Written problem: Look through the records below, and copy out every line that holds the string "жизни".

● ● ● ●

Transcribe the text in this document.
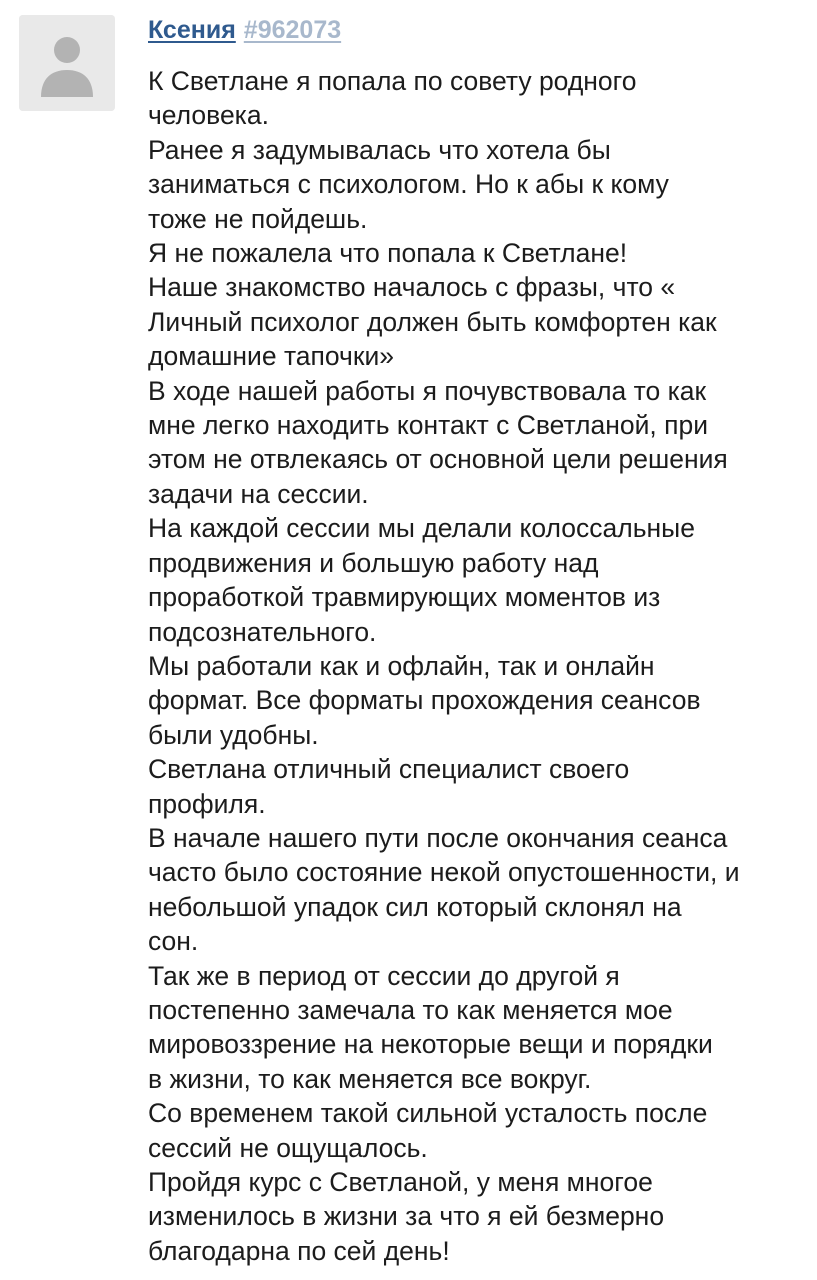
Ксения #962073
К Светлане я попала по совету родного
человека.
Ранее я задумывалась что хотела бы
заниматься с психологом. Но к абы к кому
тоже не пойдешь.
Я не пожалела что попала к Светлане!
Наше знакомство началось с фразы, что «
Личный психолог должен быть комфортен как
домашние тапочки»
В ходе нашей работы я почувствовала то как
мне легко находить контакт с Светланой, при
этом не отвлекаясь от основной цели решения
задачи на сессии.
На каждой сессии мы делали колоссальные
продвижения и большую работу над
проработкой травмирующих моментов из
подсознательного.
Мы работали как и офлайн, так и онлайн
формат. Все форматы прохождения сеансов
были удобны.
Светлана отличный специалист своего
профиля.
В начале нашего пути после окончания сеанса
часто было состояние некой опустошенности, и
небольшой упадок сил который склонял на
сон.
Так же в период от сессии до другой я
постепенно замечала то как меняется мое
мировоззрение на некоторые вещи и порядки
в жизни, то как меняется все вокруг.
Со временем такой сильной усталость после
сессий не ощущалось.
Пройдя курс с Светланой, у меня многое
изменилось в жизни за что я ей безмерно
благодарна по сей день!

● ● ● ●

Full answer:
в жизни, то как меняется все вокруг.
изменилось в жизни за что я ей безмерно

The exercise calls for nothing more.